Given request:
Give all of the lines again, with nothing added or dropped.

[Stored data entries]
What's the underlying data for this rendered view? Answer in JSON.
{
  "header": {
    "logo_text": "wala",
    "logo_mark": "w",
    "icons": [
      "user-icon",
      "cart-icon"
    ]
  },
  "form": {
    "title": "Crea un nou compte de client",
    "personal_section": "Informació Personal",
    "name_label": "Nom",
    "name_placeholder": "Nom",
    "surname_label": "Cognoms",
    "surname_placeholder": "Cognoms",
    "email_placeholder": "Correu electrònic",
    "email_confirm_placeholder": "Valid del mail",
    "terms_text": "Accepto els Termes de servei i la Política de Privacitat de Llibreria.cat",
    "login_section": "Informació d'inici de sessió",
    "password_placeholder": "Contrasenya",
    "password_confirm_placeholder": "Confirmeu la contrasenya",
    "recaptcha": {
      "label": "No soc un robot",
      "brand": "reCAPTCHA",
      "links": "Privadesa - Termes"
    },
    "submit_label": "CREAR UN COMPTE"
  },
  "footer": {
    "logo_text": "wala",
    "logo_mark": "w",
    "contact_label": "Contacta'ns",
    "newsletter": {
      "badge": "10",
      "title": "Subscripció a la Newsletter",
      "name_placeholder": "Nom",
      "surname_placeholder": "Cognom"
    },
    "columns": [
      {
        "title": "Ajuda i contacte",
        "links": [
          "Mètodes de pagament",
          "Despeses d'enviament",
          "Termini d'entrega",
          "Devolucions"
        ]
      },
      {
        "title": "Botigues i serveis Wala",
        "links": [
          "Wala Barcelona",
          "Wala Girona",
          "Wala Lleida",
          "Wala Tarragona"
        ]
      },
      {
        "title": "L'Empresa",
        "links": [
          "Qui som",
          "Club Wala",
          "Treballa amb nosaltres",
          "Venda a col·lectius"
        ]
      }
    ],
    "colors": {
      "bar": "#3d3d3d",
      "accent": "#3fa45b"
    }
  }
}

Completed task:
What's the underlying data for this rendered view? Answer in JSON.
{
  "header": {
    "logo_text": "wala",
    "logo_mark": "w",
    "icons": [
      "user-icon",
      "cart-icon"
    ]
  },
  "form": {
    "title": "Crea un nou compte de client",
    "personal_section": "Informació Personal",
    "name_label": "Nom",
    "name_placeholder": "Nom",
    "surname_label": "Cognoms",
    "surname_placeholder": "Cognoms",
    "email_placeholder": "Correu electrònic",
    "email_confirm_placeholder": "Valid del mail",
    "terms_text": "Accepto els Termes de servei i la Política de Privacitat de Llibreria.cat",
    "login_section": "Informació d'inici de sessió",
    "password_placeholder": "Contrasenya",
    "password_confirm_placeholder": "Confirmeu la contrasenya",
    "recaptcha": {
      "label": "No soc un robot",
      "brand": "reCAPTCHA",
      "links": "Privadesa - Termes"
    },
    "submit_label": "CREAR UN COMPTE"
  },
  "footer": {
    "logo_text": "wala",
    "logo_mark": "w",
    "contact_label": "Contacta'ns",
    "newsletter": {
      "badge": "10",
      "title": "Subscripció a la Newsletter",
      "name_placeholder": "Nom",
      "surname_placeholder": "Cognom"
    },
    "columns": [
      {
        "title": "Ajuda i contacte",
        "links": [
          "Mètodes de pagament",
          "Despeses d'enviament",
          "Termini d'entrega",
          "Devolucions"
        ]
      },
      {
        "title": "Botigues i serveis Wala",
        "links": [
          "Wala Barcelona",
          "Wala Girona",
          "Wala Lleida",
          "Wala Tarragona"
        ]
      },
      {
        "title": "L'Empresa",
        "links": [
          "Qui som",
          "Club Wala",
          "Treballa amb nosaltres",
          "Venda a col·lectius"
        ]
      }
    ],
    "colors": {
      "bar": "#3d3d3d",
      "accent": "#3fa45b"
    }
  }
}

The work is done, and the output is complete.